* _ASSIGNMENT_: A faithful transcription of all the data, images excluded, is the required answer.

* _TASK DATA_:
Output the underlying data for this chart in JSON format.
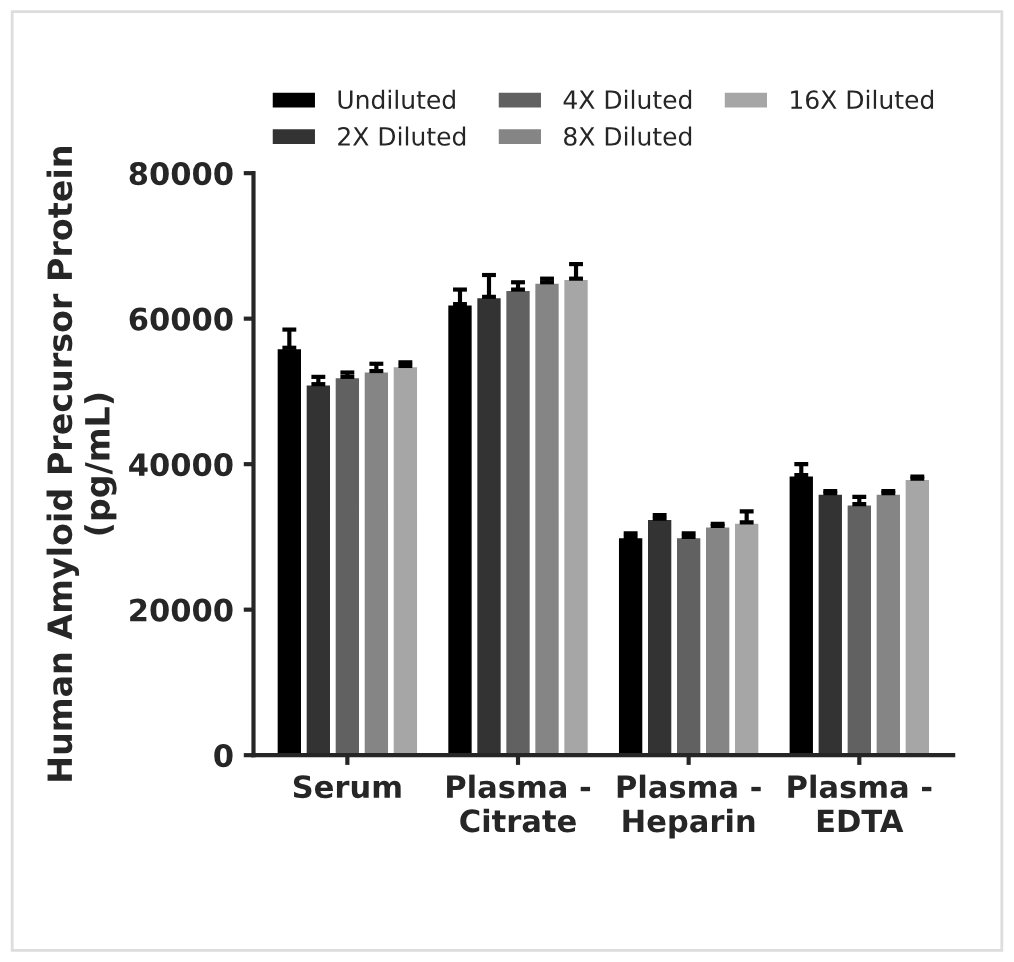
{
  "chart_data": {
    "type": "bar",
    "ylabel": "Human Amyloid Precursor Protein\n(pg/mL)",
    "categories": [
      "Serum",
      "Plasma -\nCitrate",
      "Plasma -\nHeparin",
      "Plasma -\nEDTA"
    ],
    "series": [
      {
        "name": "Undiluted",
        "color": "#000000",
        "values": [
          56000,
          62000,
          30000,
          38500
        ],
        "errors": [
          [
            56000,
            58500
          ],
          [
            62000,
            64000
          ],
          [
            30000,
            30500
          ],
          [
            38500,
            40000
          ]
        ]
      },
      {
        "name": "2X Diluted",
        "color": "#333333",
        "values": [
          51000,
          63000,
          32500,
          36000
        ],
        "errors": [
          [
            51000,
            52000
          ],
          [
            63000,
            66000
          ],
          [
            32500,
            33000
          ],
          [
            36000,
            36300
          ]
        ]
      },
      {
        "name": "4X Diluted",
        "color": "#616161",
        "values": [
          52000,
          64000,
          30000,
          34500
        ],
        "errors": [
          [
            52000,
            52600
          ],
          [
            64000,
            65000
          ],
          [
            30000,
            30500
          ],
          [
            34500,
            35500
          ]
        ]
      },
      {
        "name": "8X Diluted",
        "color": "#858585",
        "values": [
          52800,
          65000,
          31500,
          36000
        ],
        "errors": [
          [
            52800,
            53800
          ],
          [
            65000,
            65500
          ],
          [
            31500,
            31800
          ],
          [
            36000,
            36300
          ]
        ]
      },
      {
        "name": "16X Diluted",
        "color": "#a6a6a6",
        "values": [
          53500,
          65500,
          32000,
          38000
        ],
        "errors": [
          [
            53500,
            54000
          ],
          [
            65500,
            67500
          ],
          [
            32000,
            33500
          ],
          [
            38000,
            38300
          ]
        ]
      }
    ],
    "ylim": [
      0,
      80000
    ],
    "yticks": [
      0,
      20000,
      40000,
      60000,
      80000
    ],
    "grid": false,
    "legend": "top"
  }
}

* _RESPONSE TO THIS EXERCISE_:
Output the underlying data for this chart in JSON format.
{
  "chart_data": {
    "type": "bar",
    "ylabel": "Human Amyloid Precursor Protein\n(pg/mL)",
    "categories": [
      "Serum",
      "Plasma -\nCitrate",
      "Plasma -\nHeparin",
      "Plasma -\nEDTA"
    ],
    "series": [
      {
        "name": "Undiluted",
        "color": "#000000",
        "values": [
          56000,
          62000,
          30000,
          38500
        ],
        "errors": [
          [
            56000,
            58500
          ],
          [
            62000,
            64000
          ],
          [
            30000,
            30500
          ],
          [
            38500,
            40000
          ]
        ]
      },
      {
        "name": "2X Diluted",
        "color": "#333333",
        "values": [
          51000,
          63000,
          32500,
          36000
        ],
        "errors": [
          [
            51000,
            52000
          ],
          [
            63000,
            66000
          ],
          [
            32500,
            33000
          ],
          [
            36000,
            36300
          ]
        ]
      },
      {
        "name": "4X Diluted",
        "color": "#616161",
        "values": [
          52000,
          64000,
          30000,
          34500
        ],
        "errors": [
          [
            52000,
            52600
          ],
          [
            64000,
            65000
          ],
          [
            30000,
            30500
          ],
          [
            34500,
            35500
          ]
        ]
      },
      {
        "name": "8X Diluted",
        "color": "#858585",
        "values": [
          52800,
          65000,
          31500,
          36000
        ],
        "errors": [
          [
            52800,
            53800
          ],
          [
            65000,
            65500
          ],
          [
            31500,
            31800
          ],
          [
            36000,
            36300
          ]
        ]
      },
      {
        "name": "16X Diluted",
        "color": "#a6a6a6",
        "values": [
          53500,
          65500,
          32000,
          38000
        ],
        "errors": [
          [
            53500,
            54000
          ],
          [
            65500,
            67500
          ],
          [
            32000,
            33500
          ],
          [
            38000,
            38300
          ]
        ]
      }
    ],
    "ylim": [
      0,
      80000
    ],
    "yticks": [
      0,
      20000,
      40000,
      60000,
      80000
    ],
    "grid": false,
    "legend": "top"
  }
}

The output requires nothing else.